# Stated goal
With the images removed, repeat the data below exactly.

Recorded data
·····

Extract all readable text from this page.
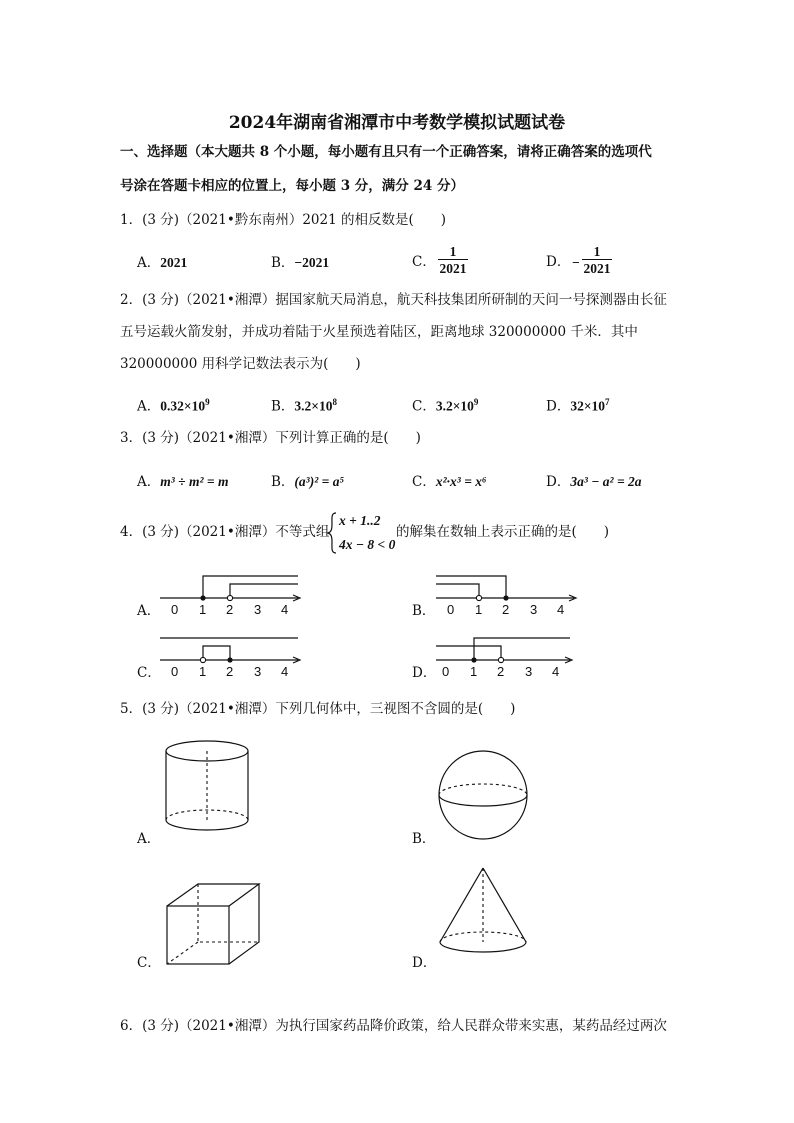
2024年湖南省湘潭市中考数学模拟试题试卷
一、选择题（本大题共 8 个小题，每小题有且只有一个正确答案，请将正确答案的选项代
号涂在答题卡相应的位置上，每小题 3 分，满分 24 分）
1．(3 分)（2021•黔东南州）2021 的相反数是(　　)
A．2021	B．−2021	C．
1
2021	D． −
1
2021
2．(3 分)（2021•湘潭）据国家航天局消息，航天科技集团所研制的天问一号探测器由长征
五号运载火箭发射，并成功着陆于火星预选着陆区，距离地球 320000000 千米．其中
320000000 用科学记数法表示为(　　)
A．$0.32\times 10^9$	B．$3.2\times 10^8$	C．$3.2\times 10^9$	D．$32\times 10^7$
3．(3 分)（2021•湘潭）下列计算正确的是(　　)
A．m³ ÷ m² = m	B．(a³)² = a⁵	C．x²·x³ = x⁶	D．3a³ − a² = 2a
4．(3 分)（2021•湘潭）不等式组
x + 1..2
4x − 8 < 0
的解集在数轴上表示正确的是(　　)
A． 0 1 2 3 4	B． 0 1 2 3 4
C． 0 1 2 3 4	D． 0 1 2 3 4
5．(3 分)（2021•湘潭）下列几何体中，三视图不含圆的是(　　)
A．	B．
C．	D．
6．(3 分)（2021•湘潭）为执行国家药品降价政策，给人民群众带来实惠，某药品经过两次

·····

# Response below
Extract all readable text from this page.
2024年湖南省湘潭市中考数学模拟试题试卷
一、选择题（本大题共 8 个小题，每小题有且只有一个正确答案，请将正确答案的选项代
号涂在答题卡相应的位置上，每小题 3 分，满分 24 分）
1．(3 分)（2021•黔东南州）2021 的相反数是(　　)
A．2021	B．−2021	C．
1
2021	D． −
1
2021
2．(3 分)（2021•湘潭）据国家航天局消息，航天科技集团所研制的天问一号探测器由长征
五号运载火箭发射，并成功着陆于火星预选着陆区，距离地球 320000000 千米．其中
320000000 用科学记数法表示为(　　)
A．$0.32\times 10^9$	B．$3.2\times 10^8$	C．$3.2\times 10^9$	D．$32\times 10^7$
3．(3 分)（2021•湘潭）下列计算正确的是(　　)
A．m³ ÷ m² = m	B．(a³)² = a⁵	C．x²·x³ = x⁶	D．3a³ − a² = 2a
4．(3 分)（2021•湘潭）不等式组
x + 1..2
4x − 8 < 0
的解集在数轴上表示正确的是(　　)
A． 0 1 2 3 4	B． 0 1 2 3 4
C． 0 1 2 3 4	D． 0 1 2 3 4
5．(3 分)（2021•湘潭）下列几何体中，三视图不含圆的是(　　)
A．	B．
C．	D．
6．(3 分)（2021•湘潭）为执行国家药品降价政策，给人民群众带来实惠，某药品经过两次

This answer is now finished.